::: PROVIDED DATA :::

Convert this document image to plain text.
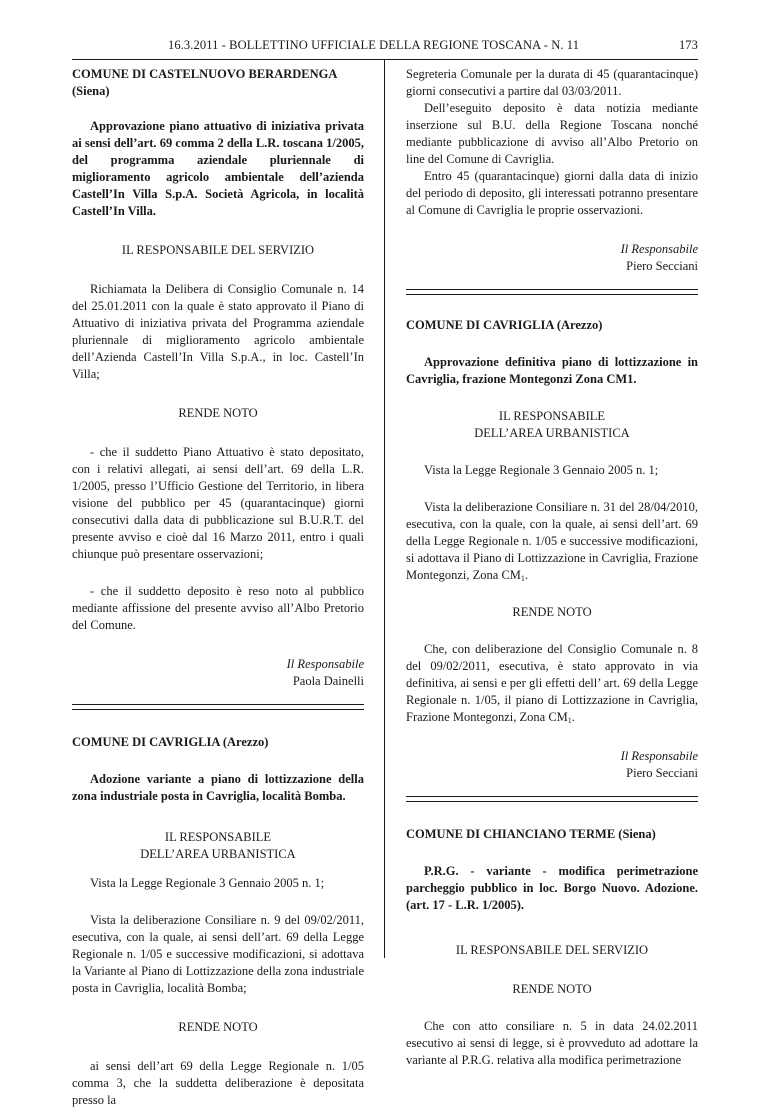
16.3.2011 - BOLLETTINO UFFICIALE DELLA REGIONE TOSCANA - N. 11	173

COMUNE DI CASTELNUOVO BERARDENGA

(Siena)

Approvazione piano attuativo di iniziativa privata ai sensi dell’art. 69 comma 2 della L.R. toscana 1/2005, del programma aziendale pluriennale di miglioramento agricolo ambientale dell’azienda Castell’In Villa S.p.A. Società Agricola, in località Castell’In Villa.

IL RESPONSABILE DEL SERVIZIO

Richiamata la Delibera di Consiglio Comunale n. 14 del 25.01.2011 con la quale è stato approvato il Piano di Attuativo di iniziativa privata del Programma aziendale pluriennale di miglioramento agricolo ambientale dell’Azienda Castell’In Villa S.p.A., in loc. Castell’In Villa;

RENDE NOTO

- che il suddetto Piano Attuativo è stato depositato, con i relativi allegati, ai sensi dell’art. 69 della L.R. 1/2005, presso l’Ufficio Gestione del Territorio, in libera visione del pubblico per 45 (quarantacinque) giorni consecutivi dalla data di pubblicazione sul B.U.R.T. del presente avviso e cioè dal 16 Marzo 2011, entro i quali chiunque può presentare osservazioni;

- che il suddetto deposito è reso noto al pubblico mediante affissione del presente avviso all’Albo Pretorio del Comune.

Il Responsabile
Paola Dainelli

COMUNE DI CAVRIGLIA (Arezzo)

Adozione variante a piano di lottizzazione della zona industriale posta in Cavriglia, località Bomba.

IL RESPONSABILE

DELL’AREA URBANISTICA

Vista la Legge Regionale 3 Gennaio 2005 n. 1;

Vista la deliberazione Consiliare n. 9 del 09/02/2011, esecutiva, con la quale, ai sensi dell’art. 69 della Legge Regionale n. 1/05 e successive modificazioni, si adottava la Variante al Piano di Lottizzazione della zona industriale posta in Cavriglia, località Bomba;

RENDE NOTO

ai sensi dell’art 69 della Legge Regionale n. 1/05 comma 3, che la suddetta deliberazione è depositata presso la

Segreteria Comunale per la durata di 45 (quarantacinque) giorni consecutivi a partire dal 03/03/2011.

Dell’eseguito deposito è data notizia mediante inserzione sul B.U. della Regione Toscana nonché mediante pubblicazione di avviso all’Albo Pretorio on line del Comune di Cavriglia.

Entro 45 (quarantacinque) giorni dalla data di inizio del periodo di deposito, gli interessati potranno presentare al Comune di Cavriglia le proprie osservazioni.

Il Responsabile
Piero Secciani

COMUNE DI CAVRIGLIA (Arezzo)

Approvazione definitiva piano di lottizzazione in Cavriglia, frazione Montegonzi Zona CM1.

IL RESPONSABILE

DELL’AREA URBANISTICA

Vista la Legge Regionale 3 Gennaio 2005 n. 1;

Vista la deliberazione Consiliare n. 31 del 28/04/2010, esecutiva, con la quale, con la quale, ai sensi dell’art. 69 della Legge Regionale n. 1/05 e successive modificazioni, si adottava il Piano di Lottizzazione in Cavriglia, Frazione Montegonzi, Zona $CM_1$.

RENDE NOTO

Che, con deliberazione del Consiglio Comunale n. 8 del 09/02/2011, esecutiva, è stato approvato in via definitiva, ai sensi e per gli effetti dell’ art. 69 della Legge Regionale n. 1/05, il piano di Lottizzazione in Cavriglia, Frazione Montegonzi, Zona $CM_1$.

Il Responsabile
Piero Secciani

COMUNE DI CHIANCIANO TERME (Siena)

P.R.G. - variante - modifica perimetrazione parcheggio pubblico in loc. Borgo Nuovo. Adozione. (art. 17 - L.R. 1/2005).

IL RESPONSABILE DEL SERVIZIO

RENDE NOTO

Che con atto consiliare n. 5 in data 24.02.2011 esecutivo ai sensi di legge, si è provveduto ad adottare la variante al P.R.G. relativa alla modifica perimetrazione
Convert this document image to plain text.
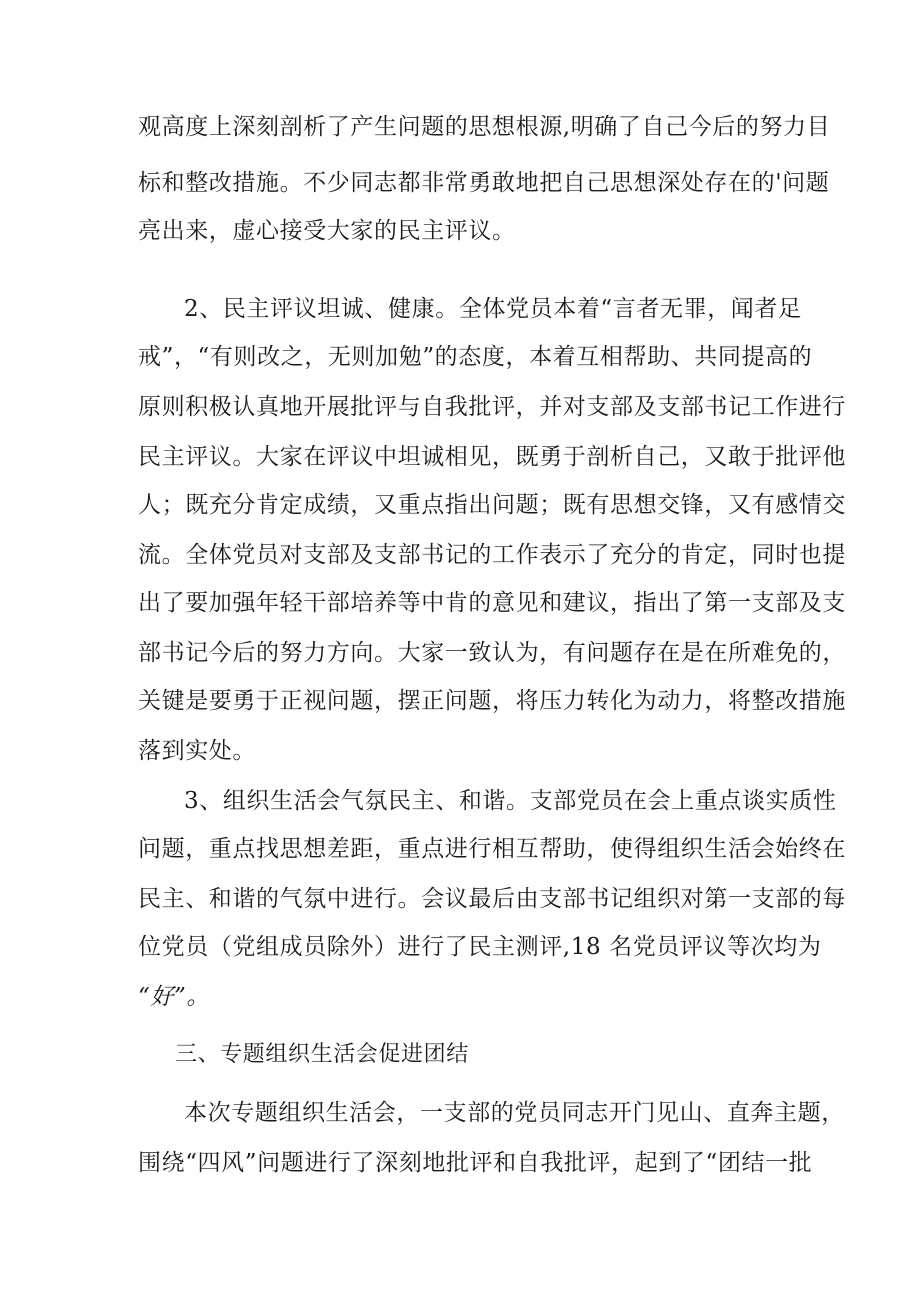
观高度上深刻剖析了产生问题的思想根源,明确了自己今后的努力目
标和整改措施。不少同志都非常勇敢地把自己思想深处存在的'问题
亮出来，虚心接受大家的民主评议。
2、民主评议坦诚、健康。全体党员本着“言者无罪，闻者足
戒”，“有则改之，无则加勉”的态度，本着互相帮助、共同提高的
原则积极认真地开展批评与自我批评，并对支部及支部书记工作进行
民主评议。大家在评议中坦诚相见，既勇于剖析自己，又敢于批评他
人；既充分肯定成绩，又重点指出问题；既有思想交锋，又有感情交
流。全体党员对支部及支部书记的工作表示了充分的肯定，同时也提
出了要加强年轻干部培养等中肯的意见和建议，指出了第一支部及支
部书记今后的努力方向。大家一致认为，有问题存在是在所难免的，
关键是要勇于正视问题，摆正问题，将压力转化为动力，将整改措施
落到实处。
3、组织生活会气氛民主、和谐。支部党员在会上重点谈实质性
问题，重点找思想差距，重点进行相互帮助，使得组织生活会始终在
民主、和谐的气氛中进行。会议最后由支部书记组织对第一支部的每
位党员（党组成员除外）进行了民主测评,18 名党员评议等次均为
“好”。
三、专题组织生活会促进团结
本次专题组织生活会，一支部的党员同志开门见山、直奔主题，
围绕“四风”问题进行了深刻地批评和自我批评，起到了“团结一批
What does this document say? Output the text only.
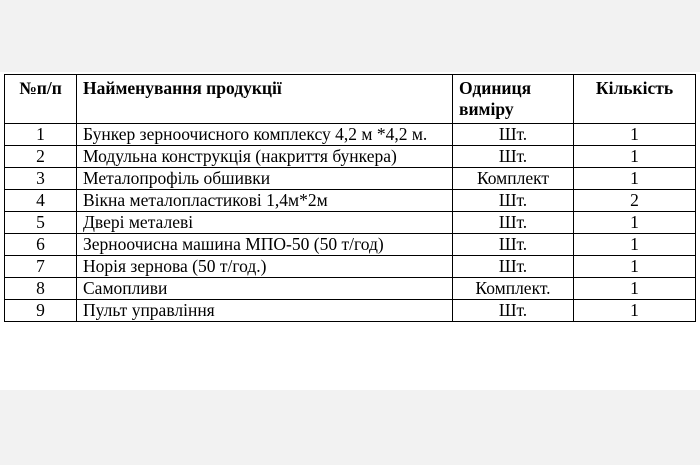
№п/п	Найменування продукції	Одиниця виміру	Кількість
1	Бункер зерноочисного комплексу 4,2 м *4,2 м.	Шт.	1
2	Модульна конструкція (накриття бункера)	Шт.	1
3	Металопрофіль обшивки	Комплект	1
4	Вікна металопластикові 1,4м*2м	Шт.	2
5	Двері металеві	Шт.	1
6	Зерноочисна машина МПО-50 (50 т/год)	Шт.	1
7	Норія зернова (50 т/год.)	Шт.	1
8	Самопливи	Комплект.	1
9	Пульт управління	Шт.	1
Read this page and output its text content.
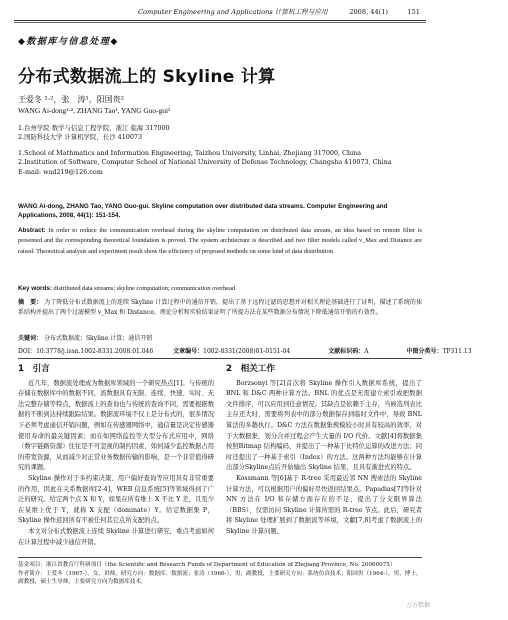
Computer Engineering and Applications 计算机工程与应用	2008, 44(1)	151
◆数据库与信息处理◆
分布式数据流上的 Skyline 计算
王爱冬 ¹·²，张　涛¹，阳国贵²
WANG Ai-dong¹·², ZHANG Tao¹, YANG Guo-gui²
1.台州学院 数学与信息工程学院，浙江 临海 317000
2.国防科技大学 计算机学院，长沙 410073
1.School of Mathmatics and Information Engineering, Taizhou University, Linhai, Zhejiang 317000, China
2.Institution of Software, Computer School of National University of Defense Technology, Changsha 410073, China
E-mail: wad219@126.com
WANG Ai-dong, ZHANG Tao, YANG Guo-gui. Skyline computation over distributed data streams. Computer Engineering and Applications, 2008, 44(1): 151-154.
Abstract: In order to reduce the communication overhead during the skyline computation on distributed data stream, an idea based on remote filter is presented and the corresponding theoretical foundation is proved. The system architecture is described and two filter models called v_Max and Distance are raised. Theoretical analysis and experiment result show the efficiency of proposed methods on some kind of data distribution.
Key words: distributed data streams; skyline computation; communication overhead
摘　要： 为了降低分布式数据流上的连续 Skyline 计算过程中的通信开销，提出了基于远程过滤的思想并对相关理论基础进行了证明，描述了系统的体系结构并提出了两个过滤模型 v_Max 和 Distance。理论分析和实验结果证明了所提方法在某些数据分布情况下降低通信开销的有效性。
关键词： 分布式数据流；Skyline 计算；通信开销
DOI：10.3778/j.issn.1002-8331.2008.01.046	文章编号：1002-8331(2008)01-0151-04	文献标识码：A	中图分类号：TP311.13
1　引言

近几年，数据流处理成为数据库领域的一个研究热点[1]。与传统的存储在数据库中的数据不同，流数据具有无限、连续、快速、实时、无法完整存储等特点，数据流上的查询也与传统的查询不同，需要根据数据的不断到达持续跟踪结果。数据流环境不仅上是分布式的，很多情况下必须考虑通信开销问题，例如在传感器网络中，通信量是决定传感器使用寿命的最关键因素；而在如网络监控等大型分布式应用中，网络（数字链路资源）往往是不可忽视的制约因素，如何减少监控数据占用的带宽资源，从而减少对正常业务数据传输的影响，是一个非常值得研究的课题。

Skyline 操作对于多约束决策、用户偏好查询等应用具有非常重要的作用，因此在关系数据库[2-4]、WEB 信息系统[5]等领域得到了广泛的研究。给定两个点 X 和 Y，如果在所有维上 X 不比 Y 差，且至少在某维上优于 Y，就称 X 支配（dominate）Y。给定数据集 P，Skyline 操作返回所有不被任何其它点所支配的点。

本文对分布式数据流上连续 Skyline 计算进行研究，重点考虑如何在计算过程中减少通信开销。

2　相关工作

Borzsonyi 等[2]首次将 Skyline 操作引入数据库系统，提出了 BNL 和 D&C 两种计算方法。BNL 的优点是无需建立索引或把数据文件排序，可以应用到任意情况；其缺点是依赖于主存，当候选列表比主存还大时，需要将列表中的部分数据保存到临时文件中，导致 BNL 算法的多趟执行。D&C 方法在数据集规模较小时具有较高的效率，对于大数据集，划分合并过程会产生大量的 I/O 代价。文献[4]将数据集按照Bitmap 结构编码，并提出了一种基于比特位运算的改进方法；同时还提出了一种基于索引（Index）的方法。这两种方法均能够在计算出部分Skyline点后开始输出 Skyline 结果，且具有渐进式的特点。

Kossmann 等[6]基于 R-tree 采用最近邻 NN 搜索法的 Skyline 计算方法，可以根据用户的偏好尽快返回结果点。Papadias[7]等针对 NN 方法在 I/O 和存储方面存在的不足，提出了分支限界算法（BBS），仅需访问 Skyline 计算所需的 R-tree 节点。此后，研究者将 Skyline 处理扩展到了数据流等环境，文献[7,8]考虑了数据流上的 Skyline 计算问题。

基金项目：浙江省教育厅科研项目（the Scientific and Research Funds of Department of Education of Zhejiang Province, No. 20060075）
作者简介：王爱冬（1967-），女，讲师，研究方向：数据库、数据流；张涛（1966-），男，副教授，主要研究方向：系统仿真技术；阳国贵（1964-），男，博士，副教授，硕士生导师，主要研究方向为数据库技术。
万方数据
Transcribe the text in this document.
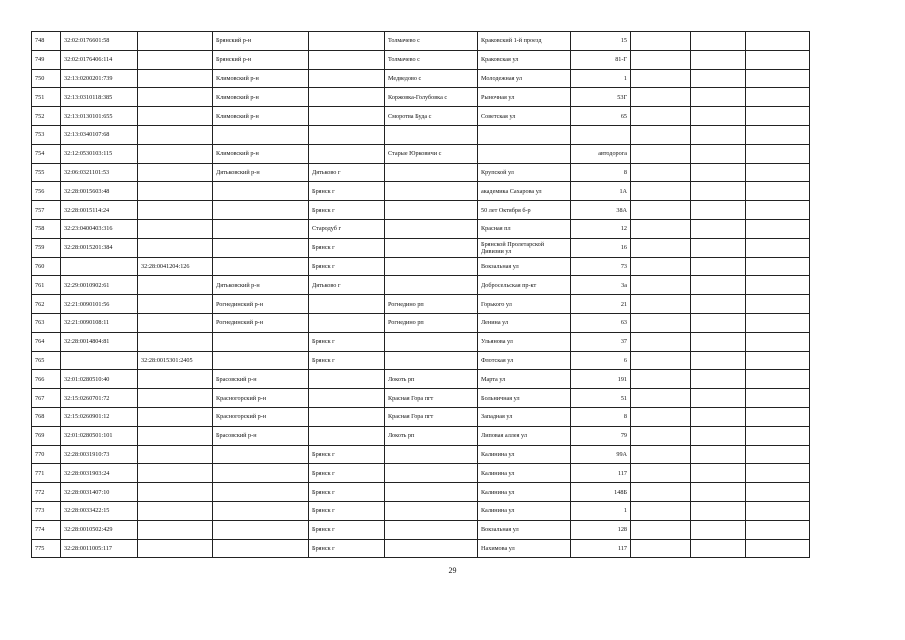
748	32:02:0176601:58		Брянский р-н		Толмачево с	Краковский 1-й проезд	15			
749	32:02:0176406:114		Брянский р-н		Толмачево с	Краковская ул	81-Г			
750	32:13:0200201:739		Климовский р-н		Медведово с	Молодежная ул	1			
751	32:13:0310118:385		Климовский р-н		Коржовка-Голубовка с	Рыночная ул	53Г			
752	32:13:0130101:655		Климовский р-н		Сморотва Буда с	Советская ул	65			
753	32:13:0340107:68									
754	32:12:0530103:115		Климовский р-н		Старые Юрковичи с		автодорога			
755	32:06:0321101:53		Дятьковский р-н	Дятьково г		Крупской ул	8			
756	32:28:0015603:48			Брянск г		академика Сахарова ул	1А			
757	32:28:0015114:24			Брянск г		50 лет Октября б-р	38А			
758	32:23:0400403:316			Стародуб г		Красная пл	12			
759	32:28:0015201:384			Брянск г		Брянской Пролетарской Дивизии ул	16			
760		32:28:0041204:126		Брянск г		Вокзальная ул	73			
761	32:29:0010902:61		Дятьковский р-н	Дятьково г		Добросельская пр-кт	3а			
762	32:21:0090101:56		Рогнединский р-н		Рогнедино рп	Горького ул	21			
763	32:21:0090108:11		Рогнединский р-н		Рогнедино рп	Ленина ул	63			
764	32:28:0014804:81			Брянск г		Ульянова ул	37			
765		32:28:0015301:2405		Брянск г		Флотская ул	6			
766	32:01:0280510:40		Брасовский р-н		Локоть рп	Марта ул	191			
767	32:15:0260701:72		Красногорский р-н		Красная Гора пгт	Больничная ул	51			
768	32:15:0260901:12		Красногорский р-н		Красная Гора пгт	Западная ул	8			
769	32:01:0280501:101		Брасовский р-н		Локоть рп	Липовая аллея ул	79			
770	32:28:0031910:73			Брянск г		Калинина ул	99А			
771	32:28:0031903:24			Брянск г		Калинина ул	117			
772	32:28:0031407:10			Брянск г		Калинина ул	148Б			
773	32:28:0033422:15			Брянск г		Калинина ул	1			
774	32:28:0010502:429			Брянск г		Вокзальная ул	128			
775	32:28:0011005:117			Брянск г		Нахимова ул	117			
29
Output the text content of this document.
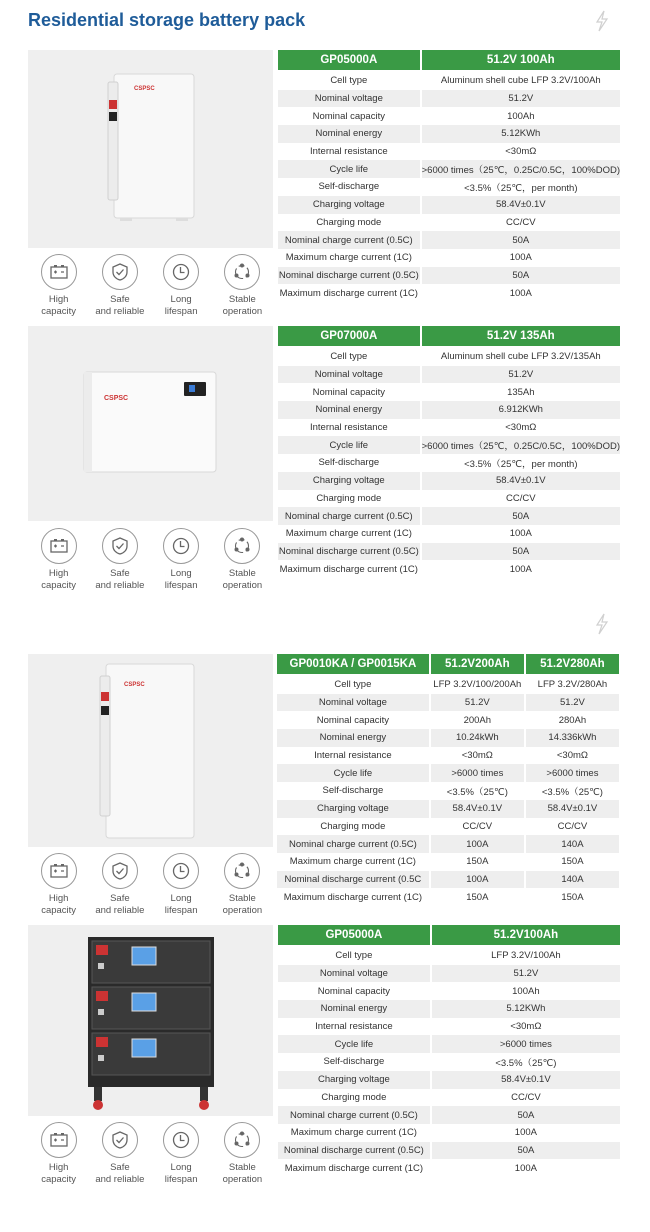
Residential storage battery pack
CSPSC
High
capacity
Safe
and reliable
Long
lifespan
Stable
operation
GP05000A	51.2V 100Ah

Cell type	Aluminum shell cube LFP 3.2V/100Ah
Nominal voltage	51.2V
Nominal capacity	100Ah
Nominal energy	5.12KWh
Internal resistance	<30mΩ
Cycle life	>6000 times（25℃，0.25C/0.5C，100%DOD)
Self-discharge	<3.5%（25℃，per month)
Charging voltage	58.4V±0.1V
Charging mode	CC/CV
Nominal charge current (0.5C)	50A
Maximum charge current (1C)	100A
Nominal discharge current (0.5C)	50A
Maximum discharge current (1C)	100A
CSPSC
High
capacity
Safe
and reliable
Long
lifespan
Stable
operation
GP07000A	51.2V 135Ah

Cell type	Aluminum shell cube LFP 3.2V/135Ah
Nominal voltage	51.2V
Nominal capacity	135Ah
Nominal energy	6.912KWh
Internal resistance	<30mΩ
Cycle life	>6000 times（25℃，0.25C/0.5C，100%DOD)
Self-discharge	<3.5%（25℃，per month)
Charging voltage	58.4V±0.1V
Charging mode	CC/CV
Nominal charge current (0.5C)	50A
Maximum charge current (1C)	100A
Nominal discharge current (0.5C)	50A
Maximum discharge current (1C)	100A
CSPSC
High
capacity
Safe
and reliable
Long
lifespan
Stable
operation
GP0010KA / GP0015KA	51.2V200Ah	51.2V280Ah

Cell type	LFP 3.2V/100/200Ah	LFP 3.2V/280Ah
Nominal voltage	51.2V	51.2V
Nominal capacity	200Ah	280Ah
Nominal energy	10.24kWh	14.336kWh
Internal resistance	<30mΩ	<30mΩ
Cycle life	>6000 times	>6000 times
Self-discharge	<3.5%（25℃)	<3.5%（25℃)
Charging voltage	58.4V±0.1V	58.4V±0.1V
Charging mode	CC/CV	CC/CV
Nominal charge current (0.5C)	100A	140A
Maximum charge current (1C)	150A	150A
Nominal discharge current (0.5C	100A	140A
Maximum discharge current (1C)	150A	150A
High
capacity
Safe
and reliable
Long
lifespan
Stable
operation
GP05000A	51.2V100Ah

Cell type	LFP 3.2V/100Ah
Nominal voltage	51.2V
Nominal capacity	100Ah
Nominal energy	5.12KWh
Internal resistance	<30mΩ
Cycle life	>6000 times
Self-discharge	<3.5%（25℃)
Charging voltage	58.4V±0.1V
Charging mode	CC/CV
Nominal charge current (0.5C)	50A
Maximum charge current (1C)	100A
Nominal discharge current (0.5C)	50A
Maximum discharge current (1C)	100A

:::

Copy out each line that contains the word "quarantacinque".

- che il suddetto Piano Attuativo è stato depositato, con i relativi allegati, ai sensi dell’art. 69 della L.R. 1/2005, presso l’Ufficio Gestione del Territorio, in libera visione del pubblico per 45 (quarantacinque) giorni consecutivi dalla data di pubblicazione sul B.U.R.T. del presente avviso e cioè dal 16 Marzo 2011, entro i quali chiunque può presentare osservazioni;
Segreteria Comunale per la durata di 45 (quarantacinque) giorni consecutivi a partire dal 03/03/2011.
Entro 45 (quarantacinque) giorni dalla data di inizio del periodo di deposito, gli interessati potranno presentare al Comune di Cavriglia le proprie osservazioni.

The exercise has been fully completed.